▶ SET PROBLEM
Keep only those lines of the records that include the string "name".

-- BEGIN LISTED RECORDS --

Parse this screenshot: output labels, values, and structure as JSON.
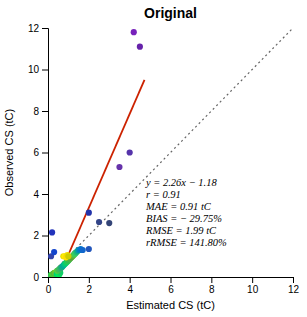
{
  "chart_data": {
    "type": "scatter",
    "title": "Original",
    "xlabel": "Estimated CS (tC)",
    "ylabel": "Observed CS (tC)",
    "xlim": [
      0,
      12
    ],
    "ylim": [
      0,
      12
    ],
    "xticks": [
      0,
      2,
      4,
      6,
      8,
      10,
      12
    ],
    "yticks": [
      0,
      2,
      4,
      6,
      8,
      10,
      12
    ],
    "grid": false,
    "series": [
      {
        "type": "scatter",
        "marker": "circle",
        "x": [
          0.05,
          0.1,
          0.12,
          0.18,
          0.22,
          0.25,
          0.28,
          0.32,
          0.38,
          0.42,
          0.48,
          0.55,
          0.6,
          0.45,
          0.52,
          0.58,
          0.65,
          0.7,
          0.75,
          0.8,
          0.85,
          0.9,
          0.95,
          1.0,
          1.05,
          1.1,
          1.15,
          1.2,
          1.25,
          1.3,
          1.35,
          1.4,
          1.45,
          1.5,
          1.55,
          1.6,
          1.7,
          2.0,
          0.75,
          0.82,
          0.88,
          0.95,
          1.0,
          0.15,
          0.2,
          0.3,
          2.0,
          2.5,
          3.0,
          4.0,
          3.5,
          4.2,
          4.5
        ],
        "values": [
          0.02,
          0.05,
          0.08,
          0.1,
          0.12,
          0.15,
          0.18,
          0.2,
          0.22,
          0.15,
          0.08,
          0.12,
          0.2,
          0.3,
          0.35,
          0.4,
          0.45,
          0.5,
          0.55,
          0.6,
          0.65,
          0.7,
          0.75,
          0.8,
          0.85,
          0.9,
          0.95,
          1.0,
          1.05,
          1.1,
          1.15,
          1.2,
          1.25,
          1.3,
          1.3,
          1.35,
          1.3,
          1.35,
          1.0,
          1.0,
          0.95,
          1.05,
          1.0,
          1.0,
          2.15,
          1.2,
          3.1,
          2.65,
          2.6,
          6.0,
          5.3,
          11.8,
          11.1
        ],
        "colors": [
          "#00bb55",
          "#00cc55",
          "#22bb44",
          "#33cc44",
          "#44cc33",
          "#55cc33",
          "#44bb44",
          "#66bb33",
          "#77cc22",
          "#00cc77",
          "#00dd66",
          "#00ee55",
          "#11cc66",
          "#55cc44",
          "#44bb55",
          "#33bb66",
          "#22aa77",
          "#11aa88",
          "#00aa99",
          "#00bb88",
          "#00cc77",
          "#11cc66",
          "#22cc55",
          "#33bb55",
          "#44bb44",
          "#55aa44",
          "#55aa33",
          "#66aa33",
          "#55bb44",
          "#44cc55",
          "#33cc66",
          "#22bb77",
          "#11aa88",
          "#0099aa",
          "#0088bb",
          "#0077cc",
          "#1166cc",
          "#2255bb",
          "#eedd00",
          "#ffee00",
          "#ffdd00",
          "#eedd00",
          "#cccc00",
          "#3344aa",
          "#2233bb",
          "#1144cc",
          "#2233aa",
          "#334488",
          "#334477",
          "#5533aa",
          "#6633aa",
          "#7722bb",
          "#6622aa"
        ]
      },
      {
        "type": "line",
        "x": [
          0,
          12
        ],
        "values": [
          0,
          12
        ],
        "color": "#666666",
        "line_style": "dotted"
      },
      {
        "type": "line",
        "x": [
          0.5221238938,
          4.7256637168
        ],
        "values": [
          0,
          9.5
        ],
        "color": "#cc2200",
        "line_style": "solid"
      }
    ],
    "annotation": {
      "x": 4.8,
      "y": 1.5,
      "lines": [
        "y = 2.26x − 1.18",
        "r = 0.91",
        "MAE = 0.91 tC",
        "BIAS = − 29.75%",
        "RMSE = 1.99 tC",
        "rRMSE = 141.80%"
      ]
    }
  }
}
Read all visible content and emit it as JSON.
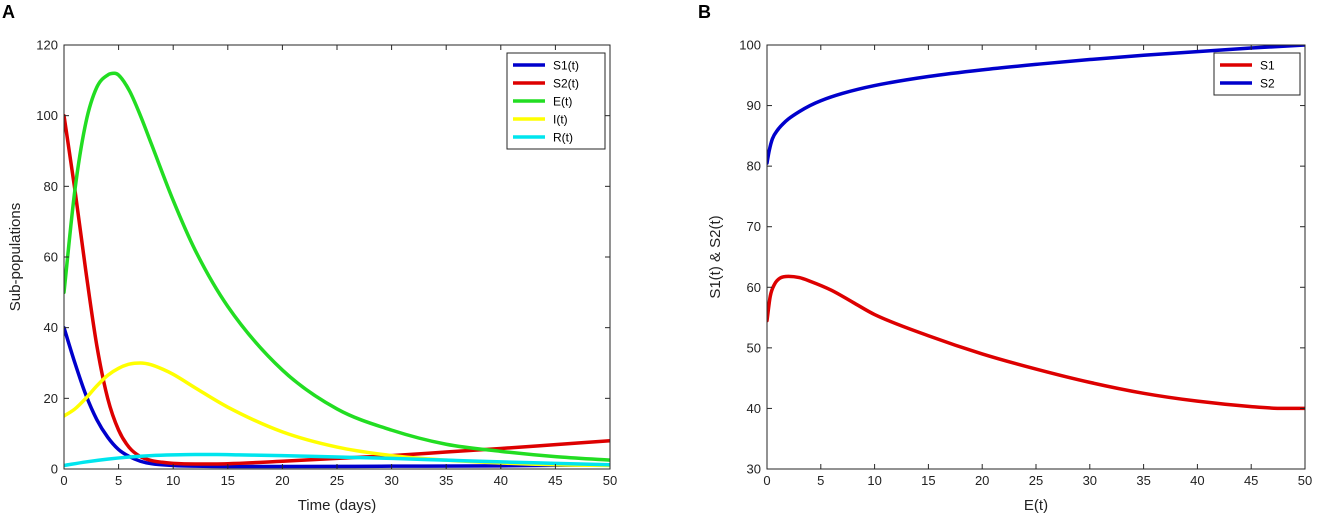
{
  "chart_data": [
    {
      "panel": "A",
      "type": "line",
      "title": "",
      "xlabel": "Time (days)",
      "ylabel": "Sub-populations",
      "xlim": [
        0,
        50
      ],
      "ylim": [
        0,
        120
      ],
      "xticks": [
        0,
        5,
        10,
        15,
        20,
        25,
        30,
        35,
        40,
        45,
        50
      ],
      "yticks": [
        0,
        20,
        40,
        60,
        80,
        100,
        120
      ],
      "legend_position": "top-right",
      "grid": false,
      "series": [
        {
          "name": "S1(t)",
          "color": "#0000cc",
          "x": [
            0,
            1,
            2,
            3,
            4,
            5,
            6,
            7,
            8,
            10,
            12,
            15,
            20,
            30,
            40,
            50
          ],
          "y": [
            40,
            30,
            21,
            14,
            9,
            5.5,
            3.5,
            2.2,
            1.5,
            1,
            0.8,
            0.7,
            0.7,
            0.8,
            0.9,
            1.2
          ]
        },
        {
          "name": "S2(t)",
          "color": "#dd0000",
          "x": [
            0,
            1,
            2,
            3,
            4,
            5,
            6,
            7,
            8,
            9,
            10,
            12,
            15,
            20,
            25,
            30,
            35,
            40,
            45,
            50
          ],
          "y": [
            100,
            79,
            56,
            35,
            20,
            11,
            6,
            3.5,
            2.4,
            1.9,
            1.6,
            1.4,
            1.5,
            2.2,
            3,
            3.8,
            4.8,
            5.8,
            6.9,
            8
          ]
        },
        {
          "name": "E(t)",
          "color": "#22dd22",
          "x": [
            0,
            1,
            2,
            3,
            4,
            4.6,
            5,
            6,
            7,
            8,
            10,
            12,
            15,
            20,
            25,
            30,
            35,
            40,
            45,
            50
          ],
          "y": [
            50,
            79,
            98,
            108,
            111.5,
            112,
            111.5,
            107,
            100,
            92,
            76,
            62,
            46,
            28,
            17,
            11,
            7,
            5,
            3.5,
            2.5
          ]
        },
        {
          "name": "I(t)",
          "color": "#ffff00",
          "x": [
            0,
            1,
            2,
            3,
            4,
            5,
            6,
            7,
            8,
            9,
            10,
            12,
            15,
            20,
            25,
            30,
            35,
            40,
            45,
            50
          ],
          "y": [
            15,
            17,
            20,
            23.5,
            26.5,
            28.5,
            29.7,
            30,
            29.5,
            28.3,
            26.8,
            23,
            17.5,
            10.5,
            6.2,
            3.8,
            2.5,
            1.7,
            1.2,
            1
          ]
        },
        {
          "name": "R(t)",
          "color": "#00e5ee",
          "x": [
            0,
            2,
            4,
            6,
            8,
            10,
            12,
            14,
            16,
            20,
            25,
            30,
            35,
            40,
            45,
            50
          ],
          "y": [
            1,
            2,
            2.8,
            3.4,
            3.8,
            4,
            4.1,
            4.1,
            4,
            3.8,
            3.4,
            3,
            2.5,
            2,
            1.6,
            1.2
          ]
        }
      ]
    },
    {
      "panel": "B",
      "type": "line",
      "title": "",
      "xlabel": "E(t)",
      "ylabel": "S1(t) & S2(t)",
      "xlim": [
        0,
        50
      ],
      "ylim": [
        30,
        100
      ],
      "xticks": [
        0,
        5,
        10,
        15,
        20,
        25,
        30,
        35,
        40,
        45,
        50
      ],
      "yticks": [
        30,
        40,
        50,
        60,
        70,
        80,
        90,
        100
      ],
      "legend_position": "top-right",
      "grid": false,
      "series": [
        {
          "name": "S1",
          "color": "#dd0000",
          "x": [
            0,
            0.3,
            0.7,
            1.2,
            2,
            3,
            4,
            6,
            8,
            10,
            15,
            20,
            25,
            30,
            35,
            40,
            45,
            48,
            50
          ],
          "y": [
            54.5,
            58.5,
            60.5,
            61.5,
            61.8,
            61.6,
            61,
            59.5,
            57.5,
            55.5,
            52,
            49,
            46.5,
            44.3,
            42.5,
            41.2,
            40.3,
            40,
            40
          ]
        },
        {
          "name": "S2",
          "color": "#0000cc",
          "x": [
            0,
            0.2,
            0.5,
            1,
            1.5,
            2,
            3,
            4,
            5,
            7,
            10,
            15,
            20,
            25,
            30,
            35,
            40,
            45,
            50
          ],
          "y": [
            80.5,
            82.5,
            84.5,
            86,
            87,
            87.8,
            89,
            90,
            90.8,
            92,
            93.3,
            94.8,
            95.9,
            96.8,
            97.6,
            98.3,
            98.9,
            99.5,
            100
          ]
        }
      ]
    }
  ]
}
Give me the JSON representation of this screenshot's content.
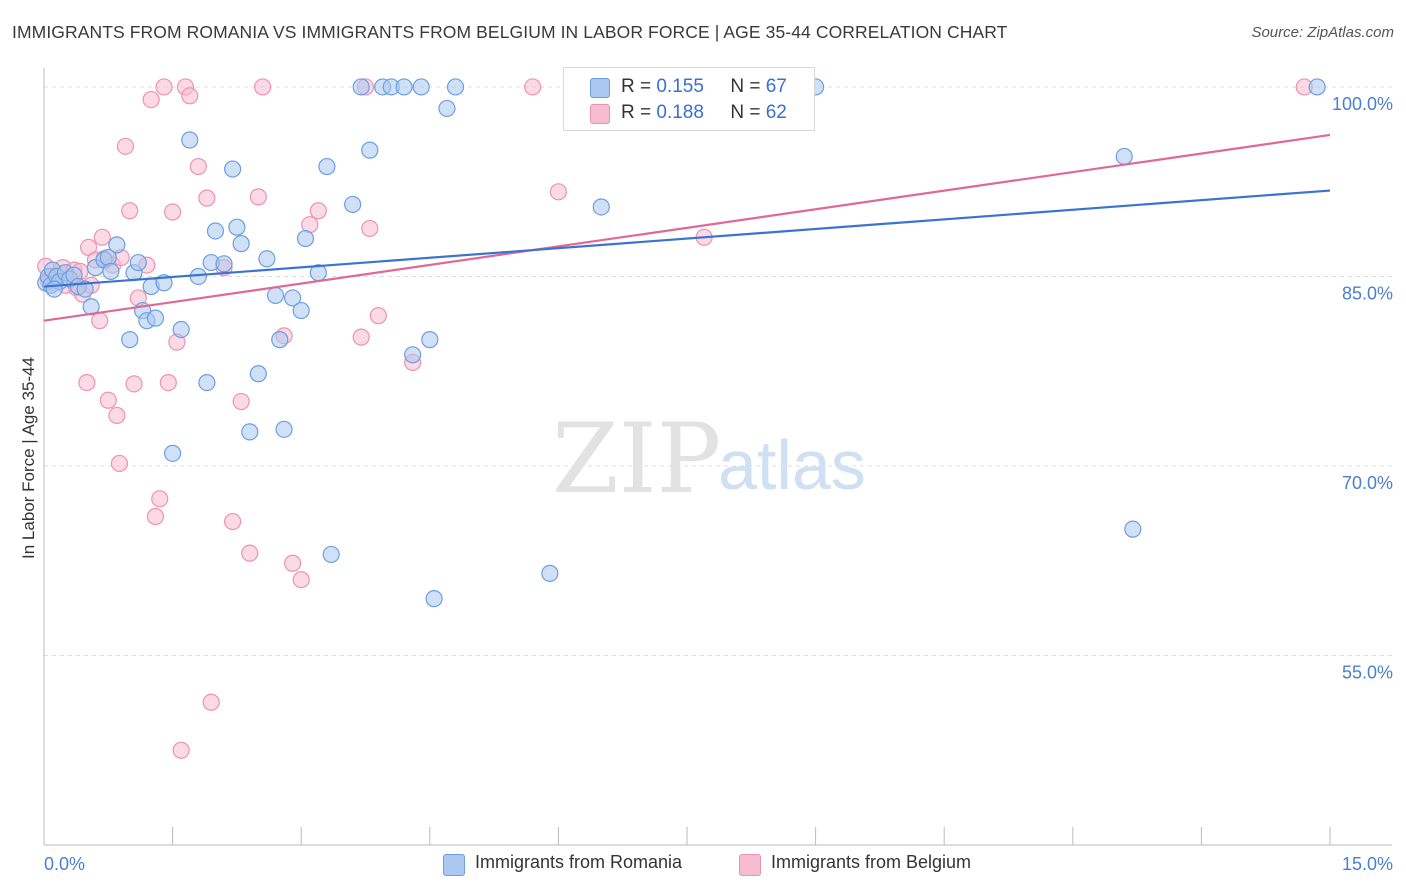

-- END LISTED RECORDS --

▶ OUTPUT FOR THIS TASK
          "name": "S1(t)",
          "name": "S2(t)",
          "name": "E(t)",
          "name": "I(t)",
          "name": "R(t)",
          "name": "S1",
          "name": "S2",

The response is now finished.